### GIVEN DATA
:::::

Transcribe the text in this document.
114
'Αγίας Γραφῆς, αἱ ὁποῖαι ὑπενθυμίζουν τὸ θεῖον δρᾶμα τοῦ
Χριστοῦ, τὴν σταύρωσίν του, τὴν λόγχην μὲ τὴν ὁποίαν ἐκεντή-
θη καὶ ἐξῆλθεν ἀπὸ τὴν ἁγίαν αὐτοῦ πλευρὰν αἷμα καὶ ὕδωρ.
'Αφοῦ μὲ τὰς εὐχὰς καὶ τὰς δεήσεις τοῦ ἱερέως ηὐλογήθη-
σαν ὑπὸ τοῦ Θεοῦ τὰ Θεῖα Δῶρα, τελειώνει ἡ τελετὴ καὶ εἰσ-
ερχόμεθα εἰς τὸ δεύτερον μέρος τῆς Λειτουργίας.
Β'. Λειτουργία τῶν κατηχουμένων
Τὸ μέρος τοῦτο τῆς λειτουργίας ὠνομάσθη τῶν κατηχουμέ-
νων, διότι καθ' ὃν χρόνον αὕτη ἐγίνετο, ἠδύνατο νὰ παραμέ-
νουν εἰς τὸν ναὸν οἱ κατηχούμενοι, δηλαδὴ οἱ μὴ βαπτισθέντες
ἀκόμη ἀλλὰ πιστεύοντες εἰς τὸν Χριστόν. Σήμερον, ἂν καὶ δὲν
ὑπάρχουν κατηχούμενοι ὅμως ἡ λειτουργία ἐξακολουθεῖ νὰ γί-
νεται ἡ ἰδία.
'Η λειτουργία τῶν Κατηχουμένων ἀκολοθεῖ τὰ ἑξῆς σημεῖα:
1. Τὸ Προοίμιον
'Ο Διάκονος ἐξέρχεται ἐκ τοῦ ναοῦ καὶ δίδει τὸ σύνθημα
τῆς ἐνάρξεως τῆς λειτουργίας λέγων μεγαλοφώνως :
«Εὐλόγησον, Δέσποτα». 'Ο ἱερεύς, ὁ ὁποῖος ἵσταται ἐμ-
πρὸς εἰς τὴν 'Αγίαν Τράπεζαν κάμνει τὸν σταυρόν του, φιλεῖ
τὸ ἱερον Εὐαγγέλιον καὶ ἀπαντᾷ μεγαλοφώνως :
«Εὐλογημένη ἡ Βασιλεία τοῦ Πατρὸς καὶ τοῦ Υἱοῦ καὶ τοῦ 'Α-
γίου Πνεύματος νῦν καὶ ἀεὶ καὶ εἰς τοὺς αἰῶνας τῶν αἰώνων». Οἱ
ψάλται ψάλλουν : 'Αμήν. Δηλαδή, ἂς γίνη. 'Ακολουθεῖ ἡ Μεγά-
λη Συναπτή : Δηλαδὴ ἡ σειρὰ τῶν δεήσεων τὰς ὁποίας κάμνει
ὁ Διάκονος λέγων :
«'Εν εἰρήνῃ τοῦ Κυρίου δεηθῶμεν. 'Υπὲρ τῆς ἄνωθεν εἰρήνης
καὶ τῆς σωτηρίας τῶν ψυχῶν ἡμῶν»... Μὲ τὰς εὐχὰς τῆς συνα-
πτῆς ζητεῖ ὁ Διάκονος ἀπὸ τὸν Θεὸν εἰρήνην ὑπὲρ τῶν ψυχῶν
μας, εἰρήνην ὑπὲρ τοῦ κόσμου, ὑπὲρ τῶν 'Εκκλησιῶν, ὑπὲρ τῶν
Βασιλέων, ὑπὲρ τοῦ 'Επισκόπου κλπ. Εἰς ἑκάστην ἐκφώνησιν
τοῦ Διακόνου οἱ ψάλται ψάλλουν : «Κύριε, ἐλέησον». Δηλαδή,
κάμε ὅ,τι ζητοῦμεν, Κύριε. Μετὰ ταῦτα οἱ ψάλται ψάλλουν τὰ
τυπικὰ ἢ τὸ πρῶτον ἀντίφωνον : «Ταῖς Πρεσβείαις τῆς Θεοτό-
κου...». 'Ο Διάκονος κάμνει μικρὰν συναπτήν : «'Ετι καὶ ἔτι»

:::::

### WORK TO DO
Make an exact copy of the material above.

### ANSWER TO THIS PROBLEM
Transcribe the text in this document.
114
'Αγίας Γραφῆς, αἱ ὁποῖαι ὑπενθυμίζουν τὸ θεῖον δρᾶμα τοῦ
Χριστοῦ, τὴν σταύρωσίν του, τὴν λόγχην μὲ τὴν ὁποίαν ἐκεντή-
θη καὶ ἐξῆλθεν ἀπὸ τὴν ἁγίαν αὐτοῦ πλευρὰν αἷμα καὶ ὕδωρ.
'Αφοῦ μὲ τὰς εὐχὰς καὶ τὰς δεήσεις τοῦ ἱερέως ηὐλογήθη-
σαν ὑπὸ τοῦ Θεοῦ τὰ Θεῖα Δῶρα, τελειώνει ἡ τελετὴ καὶ εἰσ-
ερχόμεθα εἰς τὸ δεύτερον μέρος τῆς Λειτουργίας.
Β'. Λειτουργία τῶν κατηχουμένων
Τὸ μέρος τοῦτο τῆς λειτουργίας ὠνομάσθη τῶν κατηχουμέ-
νων, διότι καθ' ὃν χρόνον αὕτη ἐγίνετο, ἠδύνατο νὰ παραμέ-
νουν εἰς τὸν ναὸν οἱ κατηχούμενοι, δηλαδὴ οἱ μὴ βαπτισθέντες
ἀκόμη ἀλλὰ πιστεύοντες εἰς τὸν Χριστόν. Σήμερον, ἂν καὶ δὲν
ὑπάρχουν κατηχούμενοι ὅμως ἡ λειτουργία ἐξακολουθεῖ νὰ γί-
νεται ἡ ἰδία.
'Η λειτουργία τῶν Κατηχουμένων ἀκολοθεῖ τὰ ἑξῆς σημεῖα:
1. Τὸ Προοίμιον
'Ο Διάκονος ἐξέρχεται ἐκ τοῦ ναοῦ καὶ δίδει τὸ σύνθημα
τῆς ἐνάρξεως τῆς λειτουργίας λέγων μεγαλοφώνως :
«Εὐλόγησον, Δέσποτα». 'Ο ἱερεύς, ὁ ὁποῖος ἵσταται ἐμ-
πρὸς εἰς τὴν 'Αγίαν Τράπεζαν κάμνει τὸν σταυρόν του, φιλεῖ
τὸ ἱερον Εὐαγγέλιον καὶ ἀπαντᾷ μεγαλοφώνως :
«Εὐλογημένη ἡ Βασιλεία τοῦ Πατρὸς καὶ τοῦ Υἱοῦ καὶ τοῦ 'Α-
γίου Πνεύματος νῦν καὶ ἀεὶ καὶ εἰς τοὺς αἰῶνας τῶν αἰώνων». Οἱ
ψάλται ψάλλουν : 'Αμήν. Δηλαδή, ἂς γίνη. 'Ακολουθεῖ ἡ Μεγά-
λη Συναπτή : Δηλαδὴ ἡ σειρὰ τῶν δεήσεων τὰς ὁποίας κάμνει
ὁ Διάκονος λέγων :
«'Εν εἰρήνῃ τοῦ Κυρίου δεηθῶμεν. 'Υπὲρ τῆς ἄνωθεν εἰρήνης
καὶ τῆς σωτηρίας τῶν ψυχῶν ἡμῶν»... Μὲ τὰς εὐχὰς τῆς συνα-
πτῆς ζητεῖ ὁ Διάκονος ἀπὸ τὸν Θεὸν εἰρήνην ὑπὲρ τῶν ψυχῶν
μας, εἰρήνην ὑπὲρ τοῦ κόσμου, ὑπὲρ τῶν 'Εκκλησιῶν, ὑπὲρ τῶν
Βασιλέων, ὑπὲρ τοῦ 'Επισκόπου κλπ. Εἰς ἑκάστην ἐκφώνησιν
τοῦ Διακόνου οἱ ψάλται ψάλλουν : «Κύριε, ἐλέησον». Δηλαδή,
κάμε ὅ,τι ζητοῦμεν, Κύριε. Μετὰ ταῦτα οἱ ψάλται ψάλλουν τὰ
τυπικὰ ἢ τὸ πρῶτον ἀντίφωνον : «Ταῖς Πρεσβείαις τῆς Θεοτό-
κου...». 'Ο Διάκονος κάμνει μικρὰν συναπτήν : «'Ετι καὶ ἔτι»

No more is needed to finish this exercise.